[start]
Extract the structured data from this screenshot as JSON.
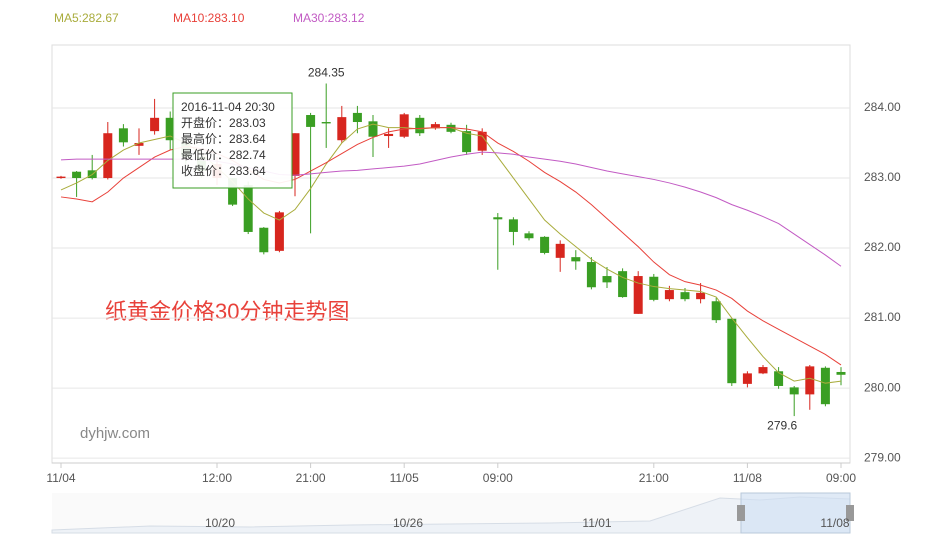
{
  "chart_data": {
    "type": "candlestick",
    "categories": [
      "11/04",
      null,
      null,
      null,
      null,
      null,
      null,
      null,
      null,
      null,
      "12:00",
      null,
      null,
      null,
      null,
      null,
      "21:00",
      null,
      null,
      null,
      null,
      null,
      "11/05",
      null,
      null,
      null,
      null,
      null,
      "09:00",
      null,
      null,
      null,
      null,
      null,
      null,
      null,
      null,
      null,
      "21:00",
      null,
      null,
      null,
      null,
      null,
      "11/08",
      null,
      null,
      null,
      null,
      null,
      "09:00"
    ],
    "open": [
      283.0,
      283.09,
      283.11,
      283.0,
      283.71,
      283.46,
      283.67,
      283.86,
      283.5,
      283.3,
      283.0,
      283.0,
      282.9,
      282.29,
      281.96,
      283.03,
      283.9,
      283.8,
      283.54,
      283.93,
      283.81,
      283.6,
      283.59,
      283.86,
      283.71,
      283.76,
      283.67,
      283.39,
      282.44,
      282.41,
      282.21,
      282.16,
      281.86,
      281.87,
      281.8,
      281.6,
      281.67,
      281.06,
      281.59,
      281.27,
      281.37,
      281.27,
      281.24,
      280.99,
      280.06,
      280.21,
      280.24,
      280.01,
      279.91,
      280.29,
      280.23
    ],
    "high": [
      283.03,
      283.1,
      283.33,
      283.8,
      283.77,
      283.71,
      284.13,
      283.95,
      283.6,
      283.4,
      283.3,
      283.0,
      282.95,
      282.3,
      282.53,
      283.64,
      283.93,
      284.35,
      284.03,
      284.03,
      283.9,
      283.71,
      283.93,
      283.9,
      283.8,
      283.79,
      283.76,
      283.71,
      282.5,
      282.44,
      282.24,
      282.17,
      282.11,
      281.97,
      281.87,
      281.73,
      281.71,
      281.67,
      281.63,
      281.46,
      281.43,
      281.5,
      281.29,
      281.0,
      280.24,
      280.33,
      280.3,
      280.03,
      280.33,
      280.31,
      280.3
    ],
    "low": [
      282.99,
      282.73,
      282.98,
      282.98,
      283.45,
      283.33,
      283.62,
      283.4,
      283.2,
      283.0,
      282.9,
      282.6,
      282.2,
      281.91,
      281.94,
      282.74,
      282.21,
      283.43,
      283.5,
      283.64,
      283.3,
      283.43,
      283.57,
      283.6,
      283.69,
      283.64,
      283.33,
      283.33,
      281.69,
      282.04,
      282.11,
      281.91,
      281.66,
      281.69,
      281.41,
      281.43,
      281.29,
      281.06,
      281.24,
      281.24,
      281.24,
      281.21,
      280.93,
      280.03,
      280.01,
      280.2,
      279.99,
      279.6,
      279.69,
      279.74,
      280.04
    ],
    "close": [
      283.02,
      283.0,
      283.0,
      283.64,
      283.51,
      283.5,
      283.86,
      283.54,
      283.3,
      283.1,
      283.2,
      282.62,
      282.23,
      281.94,
      282.51,
      283.64,
      283.73,
      283.78,
      283.87,
      283.8,
      283.59,
      283.63,
      283.91,
      283.64,
      283.77,
      283.66,
      283.37,
      283.66,
      282.41,
      282.23,
      282.14,
      281.93,
      282.06,
      281.81,
      281.44,
      281.51,
      281.3,
      281.6,
      281.26,
      281.4,
      281.27,
      281.36,
      280.97,
      280.07,
      280.21,
      280.3,
      280.03,
      279.91,
      280.31,
      279.77,
      280.19
    ],
    "up_color": "#d7261e",
    "down_color": "#3a9e23",
    "series": [
      {
        "name": "MA5:282.67",
        "color": "#a9ac3c",
        "values": [
          282.83,
          282.93,
          283.05,
          283.25,
          283.4,
          283.5,
          283.55,
          283.6,
          283.5,
          283.35,
          283.15,
          282.95,
          282.7,
          282.5,
          282.4,
          282.55,
          282.85,
          283.2,
          283.5,
          283.7,
          283.77,
          283.72,
          283.72,
          283.7,
          283.72,
          283.72,
          283.64,
          283.6,
          283.3,
          283.0,
          282.7,
          282.4,
          282.2,
          282.02,
          281.84,
          281.7,
          281.58,
          281.5,
          281.45,
          281.42,
          281.4,
          281.38,
          281.3,
          281.0,
          280.72,
          280.45,
          280.22,
          280.1,
          280.14,
          280.07,
          280.1
        ]
      },
      {
        "name": "MA10:283.10",
        "color": "#e8413a",
        "values": [
          282.73,
          282.7,
          282.66,
          282.8,
          283.0,
          283.15,
          283.3,
          283.4,
          283.45,
          283.42,
          283.35,
          283.25,
          283.12,
          282.98,
          282.93,
          282.98,
          283.1,
          283.22,
          283.35,
          283.48,
          283.58,
          283.66,
          283.7,
          283.71,
          283.72,
          283.72,
          283.7,
          283.66,
          283.5,
          283.38,
          283.24,
          283.08,
          282.95,
          282.8,
          282.62,
          282.42,
          282.22,
          282.02,
          281.8,
          281.62,
          281.52,
          281.47,
          281.4,
          281.28,
          281.1,
          280.96,
          280.84,
          280.72,
          280.6,
          280.48,
          280.33
        ]
      },
      {
        "name": "MA30:283.12",
        "color": "#c25bc4",
        "values": [
          283.26,
          283.27,
          283.27,
          283.27,
          283.27,
          283.27,
          283.27,
          283.27,
          283.27,
          283.26,
          283.24,
          283.2,
          283.15,
          283.1,
          283.05,
          283.04,
          283.06,
          283.08,
          283.1,
          283.11,
          283.13,
          283.15,
          283.17,
          283.2,
          283.25,
          283.3,
          283.34,
          283.37,
          283.36,
          283.34,
          283.3,
          283.27,
          283.24,
          283.2,
          283.15,
          283.1,
          283.06,
          283.02,
          282.98,
          282.93,
          282.87,
          282.8,
          282.72,
          282.62,
          282.54,
          282.45,
          282.35,
          282.2,
          282.05,
          281.9,
          281.74
        ]
      }
    ],
    "ylim": [
      278.93,
      284.9
    ],
    "yticks": [
      {
        "value": 279,
        "label": "279.00"
      },
      {
        "value": 280,
        "label": "280.00"
      },
      {
        "value": 281,
        "label": "281.00"
      },
      {
        "value": 282,
        "label": "282.00"
      },
      {
        "value": 283,
        "label": "283.00"
      },
      {
        "value": 284,
        "label": "284.00"
      }
    ],
    "grid": true,
    "max_label": "284.35",
    "min_label": "279.6",
    "watermark": "纸黄金价格30分钟走势图",
    "site": "dyhjw.com",
    "tooltip": {
      "title": "2016-11-04 20:30",
      "labels": [
        "开盘价：",
        "最高价：",
        "最低价：",
        "收盘价："
      ]
    }
  },
  "navigator": {
    "labels": [
      "10/20",
      "10/26",
      "11/01",
      "11/08"
    ]
  }
}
[end]
:: Given instruction ::
Write out each line of the data exactly; the images should be left out.

:: Written answer ::
Extract the structured data from this screenshot as JSON.
{
  "chart_data": {
    "type": "candlestick",
    "categories": [
      "11/04",
      null,
      null,
      null,
      null,
      null,
      null,
      null,
      null,
      null,
      "12:00",
      null,
      null,
      null,
      null,
      null,
      "21:00",
      null,
      null,
      null,
      null,
      null,
      "11/05",
      null,
      null,
      null,
      null,
      null,
      "09:00",
      null,
      null,
      null,
      null,
      null,
      null,
      null,
      null,
      null,
      "21:00",
      null,
      null,
      null,
      null,
      null,
      "11/08",
      null,
      null,
      null,
      null,
      null,
      "09:00"
    ],
    "open": [
      283.0,
      283.09,
      283.11,
      283.0,
      283.71,
      283.46,
      283.67,
      283.86,
      283.5,
      283.3,
      283.0,
      283.0,
      282.9,
      282.29,
      281.96,
      283.03,
      283.9,
      283.8,
      283.54,
      283.93,
      283.81,
      283.6,
      283.59,
      283.86,
      283.71,
      283.76,
      283.67,
      283.39,
      282.44,
      282.41,
      282.21,
      282.16,
      281.86,
      281.87,
      281.8,
      281.6,
      281.67,
      281.06,
      281.59,
      281.27,
      281.37,
      281.27,
      281.24,
      280.99,
      280.06,
      280.21,
      280.24,
      280.01,
      279.91,
      280.29,
      280.23
    ],
    "high": [
      283.03,
      283.1,
      283.33,
      283.8,
      283.77,
      283.71,
      284.13,
      283.95,
      283.6,
      283.4,
      283.3,
      283.0,
      282.95,
      282.3,
      282.53,
      283.64,
      283.93,
      284.35,
      284.03,
      284.03,
      283.9,
      283.71,
      283.93,
      283.9,
      283.8,
      283.79,
      283.76,
      283.71,
      282.5,
      282.44,
      282.24,
      282.17,
      282.11,
      281.97,
      281.87,
      281.73,
      281.71,
      281.67,
      281.63,
      281.46,
      281.43,
      281.5,
      281.29,
      281.0,
      280.24,
      280.33,
      280.3,
      280.03,
      280.33,
      280.31,
      280.3
    ],
    "low": [
      282.99,
      282.73,
      282.98,
      282.98,
      283.45,
      283.33,
      283.62,
      283.4,
      283.2,
      283.0,
      282.9,
      282.6,
      282.2,
      281.91,
      281.94,
      282.74,
      282.21,
      283.43,
      283.5,
      283.64,
      283.3,
      283.43,
      283.57,
      283.6,
      283.69,
      283.64,
      283.33,
      283.33,
      281.69,
      282.04,
      282.11,
      281.91,
      281.66,
      281.69,
      281.41,
      281.43,
      281.29,
      281.06,
      281.24,
      281.24,
      281.24,
      281.21,
      280.93,
      280.03,
      280.01,
      280.2,
      279.99,
      279.6,
      279.69,
      279.74,
      280.04
    ],
    "close": [
      283.02,
      283.0,
      283.0,
      283.64,
      283.51,
      283.5,
      283.86,
      283.54,
      283.3,
      283.1,
      283.2,
      282.62,
      282.23,
      281.94,
      282.51,
      283.64,
      283.73,
      283.78,
      283.87,
      283.8,
      283.59,
      283.63,
      283.91,
      283.64,
      283.77,
      283.66,
      283.37,
      283.66,
      282.41,
      282.23,
      282.14,
      281.93,
      282.06,
      281.81,
      281.44,
      281.51,
      281.3,
      281.6,
      281.26,
      281.4,
      281.27,
      281.36,
      280.97,
      280.07,
      280.21,
      280.3,
      280.03,
      279.91,
      280.31,
      279.77,
      280.19
    ],
    "up_color": "#d7261e",
    "down_color": "#3a9e23",
    "series": [
      {
        "name": "MA5:282.67",
        "color": "#a9ac3c",
        "values": [
          282.83,
          282.93,
          283.05,
          283.25,
          283.4,
          283.5,
          283.55,
          283.6,
          283.5,
          283.35,
          283.15,
          282.95,
          282.7,
          282.5,
          282.4,
          282.55,
          282.85,
          283.2,
          283.5,
          283.7,
          283.77,
          283.72,
          283.72,
          283.7,
          283.72,
          283.72,
          283.64,
          283.6,
          283.3,
          283.0,
          282.7,
          282.4,
          282.2,
          282.02,
          281.84,
          281.7,
          281.58,
          281.5,
          281.45,
          281.42,
          281.4,
          281.38,
          281.3,
          281.0,
          280.72,
          280.45,
          280.22,
          280.1,
          280.14,
          280.07,
          280.1
        ]
      },
      {
        "name": "MA10:283.10",
        "color": "#e8413a",
        "values": [
          282.73,
          282.7,
          282.66,
          282.8,
          283.0,
          283.15,
          283.3,
          283.4,
          283.45,
          283.42,
          283.35,
          283.25,
          283.12,
          282.98,
          282.93,
          282.98,
          283.1,
          283.22,
          283.35,
          283.48,
          283.58,
          283.66,
          283.7,
          283.71,
          283.72,
          283.72,
          283.7,
          283.66,
          283.5,
          283.38,
          283.24,
          283.08,
          282.95,
          282.8,
          282.62,
          282.42,
          282.22,
          282.02,
          281.8,
          281.62,
          281.52,
          281.47,
          281.4,
          281.28,
          281.1,
          280.96,
          280.84,
          280.72,
          280.6,
          280.48,
          280.33
        ]
      },
      {
        "name": "MA30:283.12",
        "color": "#c25bc4",
        "values": [
          283.26,
          283.27,
          283.27,
          283.27,
          283.27,
          283.27,
          283.27,
          283.27,
          283.27,
          283.26,
          283.24,
          283.2,
          283.15,
          283.1,
          283.05,
          283.04,
          283.06,
          283.08,
          283.1,
          283.11,
          283.13,
          283.15,
          283.17,
          283.2,
          283.25,
          283.3,
          283.34,
          283.37,
          283.36,
          283.34,
          283.3,
          283.27,
          283.24,
          283.2,
          283.15,
          283.1,
          283.06,
          283.02,
          282.98,
          282.93,
          282.87,
          282.8,
          282.72,
          282.62,
          282.54,
          282.45,
          282.35,
          282.2,
          282.05,
          281.9,
          281.74
        ]
      }
    ],
    "ylim": [
      278.93,
      284.9
    ],
    "yticks": [
      {
        "value": 279,
        "label": "279.00"
      },
      {
        "value": 280,
        "label": "280.00"
      },
      {
        "value": 281,
        "label": "281.00"
      },
      {
        "value": 282,
        "label": "282.00"
      },
      {
        "value": 283,
        "label": "283.00"
      },
      {
        "value": 284,
        "label": "284.00"
      }
    ],
    "grid": true,
    "max_label": "284.35",
    "min_label": "279.6",
    "watermark": "纸黄金价格30分钟走势图",
    "site": "dyhjw.com",
    "tooltip": {
      "title": "2016-11-04 20:30",
      "labels": [
        "开盘价：",
        "最高价：",
        "最低价：",
        "收盘价："
      ]
    }
  },
  "navigator": {
    "labels": [
      "10/20",
      "10/26",
      "11/01",
      "11/08"
    ]
  }
}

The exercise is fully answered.